Stored entries:
****

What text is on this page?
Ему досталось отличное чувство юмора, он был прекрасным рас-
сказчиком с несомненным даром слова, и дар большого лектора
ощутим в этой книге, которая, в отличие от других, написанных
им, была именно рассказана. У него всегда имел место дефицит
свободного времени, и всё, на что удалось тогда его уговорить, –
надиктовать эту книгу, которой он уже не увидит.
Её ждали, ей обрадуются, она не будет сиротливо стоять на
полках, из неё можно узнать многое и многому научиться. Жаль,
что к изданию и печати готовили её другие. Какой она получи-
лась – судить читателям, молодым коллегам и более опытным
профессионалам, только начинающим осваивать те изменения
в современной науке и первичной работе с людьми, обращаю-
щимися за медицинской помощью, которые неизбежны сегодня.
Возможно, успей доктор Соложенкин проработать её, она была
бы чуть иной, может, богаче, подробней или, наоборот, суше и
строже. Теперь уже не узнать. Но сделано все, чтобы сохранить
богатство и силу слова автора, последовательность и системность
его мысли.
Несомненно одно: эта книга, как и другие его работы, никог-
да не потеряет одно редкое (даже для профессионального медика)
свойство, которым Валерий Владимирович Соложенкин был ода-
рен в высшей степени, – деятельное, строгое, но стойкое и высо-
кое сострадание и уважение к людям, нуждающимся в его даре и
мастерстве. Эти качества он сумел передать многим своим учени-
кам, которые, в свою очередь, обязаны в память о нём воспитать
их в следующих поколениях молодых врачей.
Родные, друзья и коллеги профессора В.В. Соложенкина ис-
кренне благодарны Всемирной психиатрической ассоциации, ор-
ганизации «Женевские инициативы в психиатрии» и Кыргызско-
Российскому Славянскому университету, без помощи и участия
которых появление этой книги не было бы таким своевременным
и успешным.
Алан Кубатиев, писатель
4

****

Copy all lines from the entries that contain the word "слова".

## Output below
сказчиком с несомненным даром слова, и дар большого лектора
богатство и силу слова автора, последовательность и системность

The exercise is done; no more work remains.